### Written request
Leave out the pictures; transcribe all else exactly.

>> START Entries supplied

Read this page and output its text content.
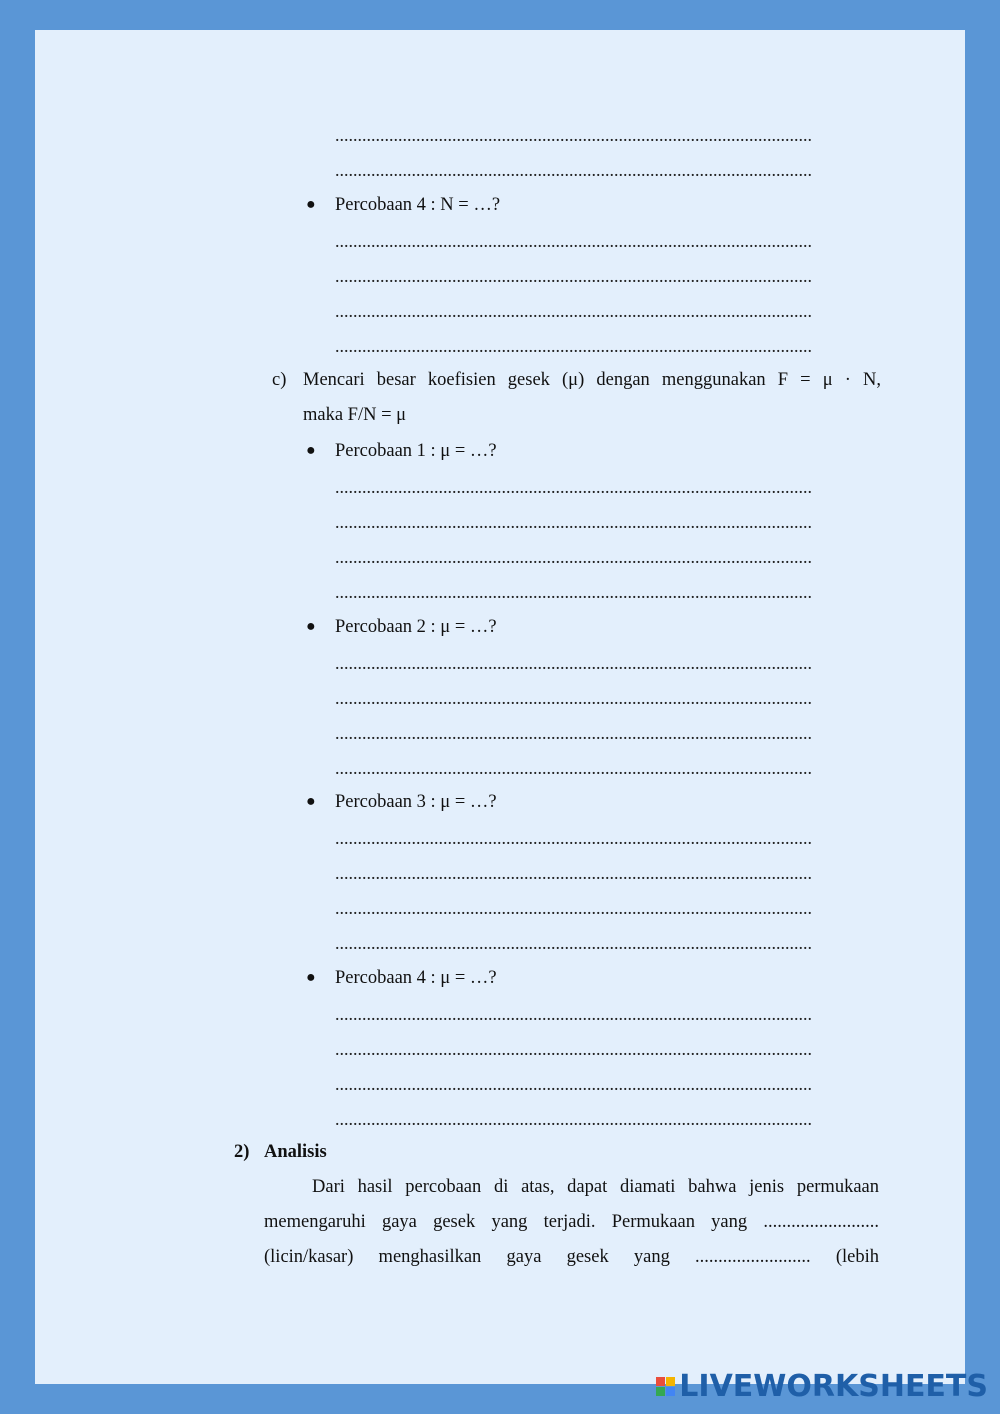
..........................................................................................................
..........................................................................................................
● Percobaan 4 : N = …?
..........................................................................................................
..........................................................................................................
..........................................................................................................
..........................................................................................................
c) Mencari besar koefisien gesek (μ) dengan menggunakan F = μ · N,
maka F/N = μ
● Percobaan 1 : μ = …?
..........................................................................................................
..........................................................................................................
..........................................................................................................
..........................................................................................................
● Percobaan 2 : μ = …?
..........................................................................................................
..........................................................................................................
..........................................................................................................
..........................................................................................................
● Percobaan 3 : μ = …?
..........................................................................................................
..........................................................................................................
..........................................................................................................
..........................................................................................................
● Percobaan 4 : μ = …?
..........................................................................................................
..........................................................................................................
..........................................................................................................
..........................................................................................................
2) Analisis
Dari hasil percobaan di atas, dapat diamati bahwa jenis permukaan
memengaruhi gaya gesek yang terjadi. Permukaan yang .........................
(licin/kasar) menghasilkan gaya gesek yang ......................... (lebih
LIVEWORKSHEETS
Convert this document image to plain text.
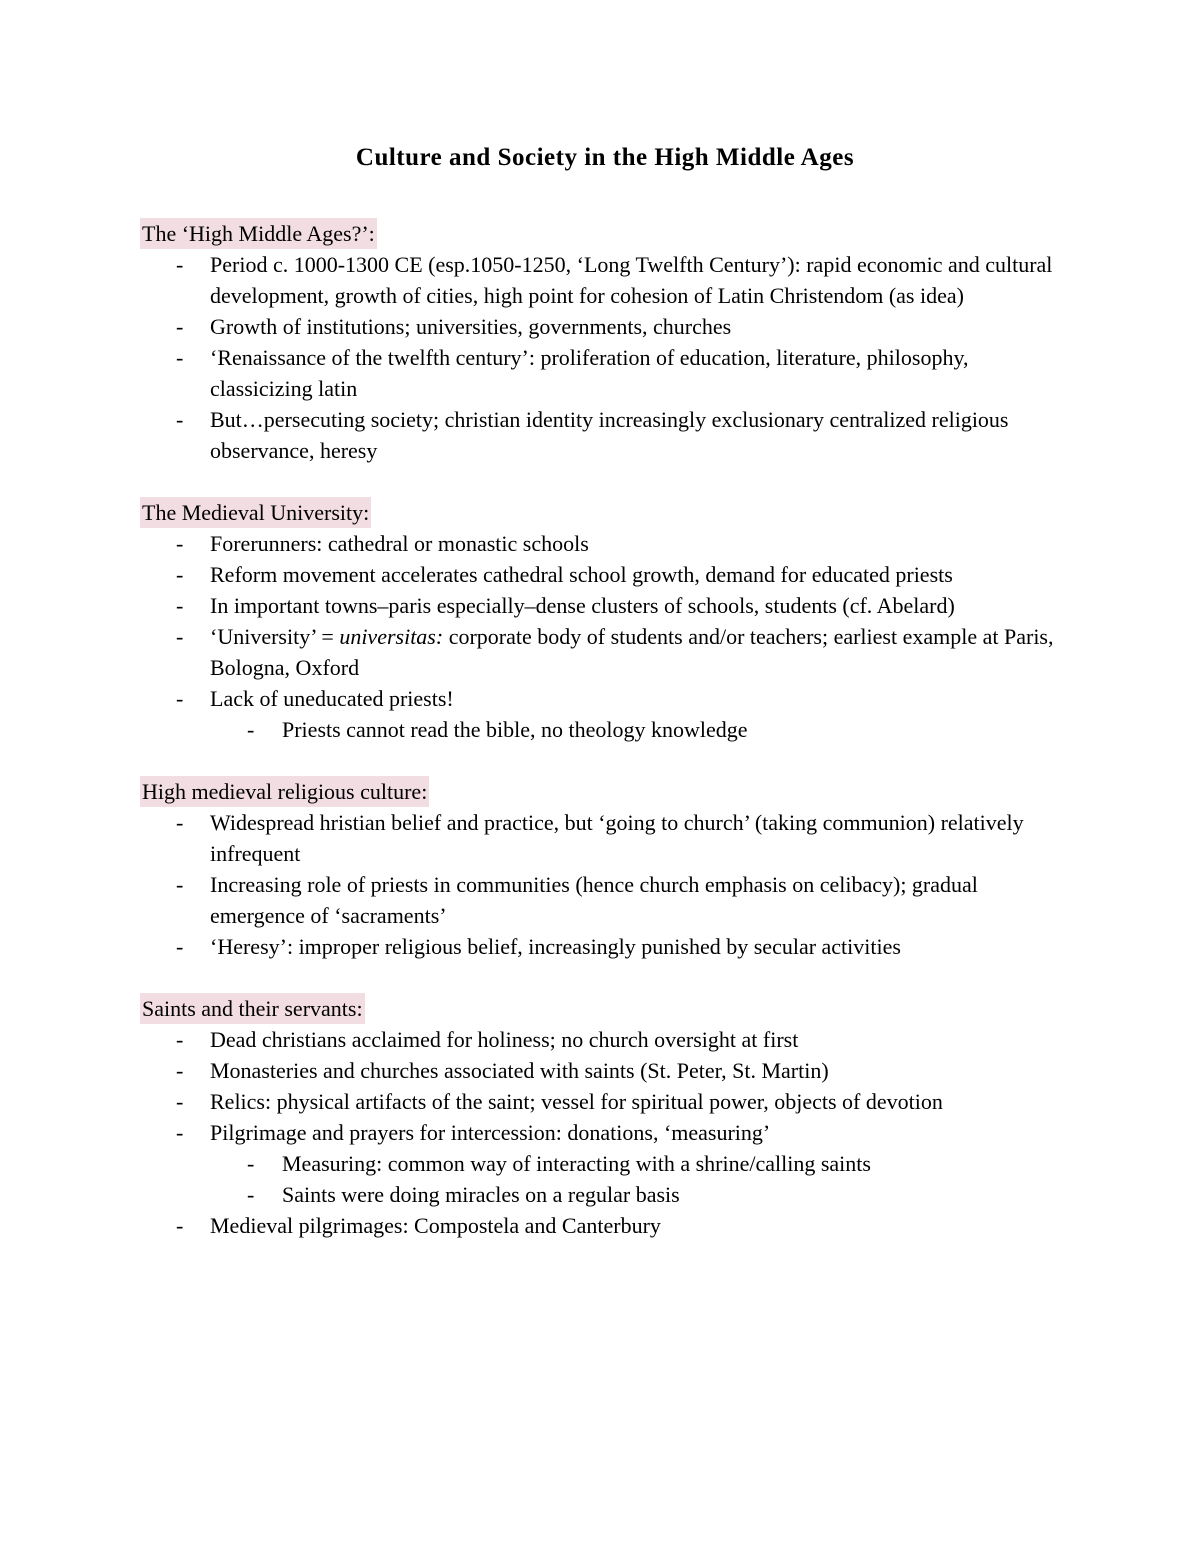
Culture and Society in the High Middle Ages
The ‘High Middle Ages?’:
- Period c. 1000-1300 CE (esp.1050-1250, ‘Long Twelfth Century’): rapid economic and cultural development, growth of cities, high point for cohesion of Latin Christendom (as idea)
- Growth of institutions; universities, governments, churches
- ‘Renaissance of the twelfth century’: proliferation of education, literature, philosophy, classicizing latin
- But…persecuting society; christian identity increasingly exclusionary centralized religious observance, heresy
The Medieval University:
- Forerunners: cathedral or monastic schools
- Reform movement accelerates cathedral school growth, demand for educated priests
- In important towns–paris especially–dense clusters of schools, students (cf. Abelard)
- ‘University’ = universitas: corporate body of students and/or teachers; earliest example at Paris, Bologna, Oxford
- Lack of uneducated priests!
- Priests cannot read the bible, no theology knowledge
High medieval religious culture:
- Widespread hristian belief and practice, but ‘going to church’ (taking communion) relatively infrequent
- Increasing role of priests in communities (hence church emphasis on celibacy); gradual emergence of ‘sacraments’
- ‘Heresy’: improper religious belief, increasingly punished by secular activities
Saints and their servants:
- Dead christians acclaimed for holiness; no church oversight at first
- Monasteries and churches associated with saints (St. Peter, St. Martin)
- Relics: physical artifacts of the saint; vessel for spiritual power, objects of devotion
- Pilgrimage and prayers for intercession: donations, ‘measuring’
- Measuring: common way of interacting with a shrine/calling saints
- Saints were doing miracles on a regular basis
- Medieval pilgrimages: Compostela and Canterbury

>> END Entries supplied

### Answer to this exercise
Read this page and output its text content.
..........................................................................................................
..........................................................................................................
● Percobaan 4 : N = …?
..........................................................................................................
..........................................................................................................
..........................................................................................................
..........................................................................................................
c) Mencari besar koefisien gesek (μ) dengan menggunakan F = μ · N,
maka F/N = μ
● Percobaan 1 : μ = …?
..........................................................................................................
..........................................................................................................
..........................................................................................................
..........................................................................................................
● Percobaan 2 : μ = …?
..........................................................................................................
..........................................................................................................
..........................................................................................................
..........................................................................................................
● Percobaan 3 : μ = …?
..........................................................................................................
..........................................................................................................
..........................................................................................................
..........................................................................................................
● Percobaan 4 : μ = …?
..........................................................................................................
..........................................................................................................
..........................................................................................................
..........................................................................................................
2) Analisis
Dari hasil percobaan di atas, dapat diamati bahwa jenis permukaan
memengaruhi gaya gesek yang terjadi. Permukaan yang .........................
(licin/kasar) menghasilkan gaya gesek yang ......................... (lebih
LIVEWORKSHEETS
Convert this document image to plain text.
Culture and Society in the High Middle Ages
The ‘High Middle Ages?’:
- Period c. 1000-1300 CE (esp.1050-1250, ‘Long Twelfth Century’): rapid economic and cultural development, growth of cities, high point for cohesion of Latin Christendom (as idea)
- Growth of institutions; universities, governments, churches
- ‘Renaissance of the twelfth century’: proliferation of education, literature, philosophy, classicizing latin
- But…persecuting society; christian identity increasingly exclusionary centralized religious observance, heresy
The Medieval University:
- Forerunners: cathedral or monastic schools
- Reform movement accelerates cathedral school growth, demand for educated priests
- In important towns–paris especially–dense clusters of schools, students (cf. Abelard)
- ‘University’ = universitas: corporate body of students and/or teachers; earliest example at Paris, Bologna, Oxford
- Lack of uneducated priests!
- Priests cannot read the bible, no theology knowledge
High medieval religious culture:
- Widespread hristian belief and practice, but ‘going to church’ (taking communion) relatively infrequent
- Increasing role of priests in communities (hence church emphasis on celibacy); gradual emergence of ‘sacraments’
- ‘Heresy’: improper religious belief, increasingly punished by secular activities
Saints and their servants:
- Dead christians acclaimed for holiness; no church oversight at first
- Monasteries and churches associated with saints (St. Peter, St. Martin)
- Relics: physical artifacts of the saint; vessel for spiritual power, objects of devotion
- Pilgrimage and prayers for intercession: donations, ‘measuring’
- Measuring: common way of interacting with a shrine/calling saints
- Saints were doing miracles on a regular basis
- Medieval pilgrimages: Compostela and Canterbury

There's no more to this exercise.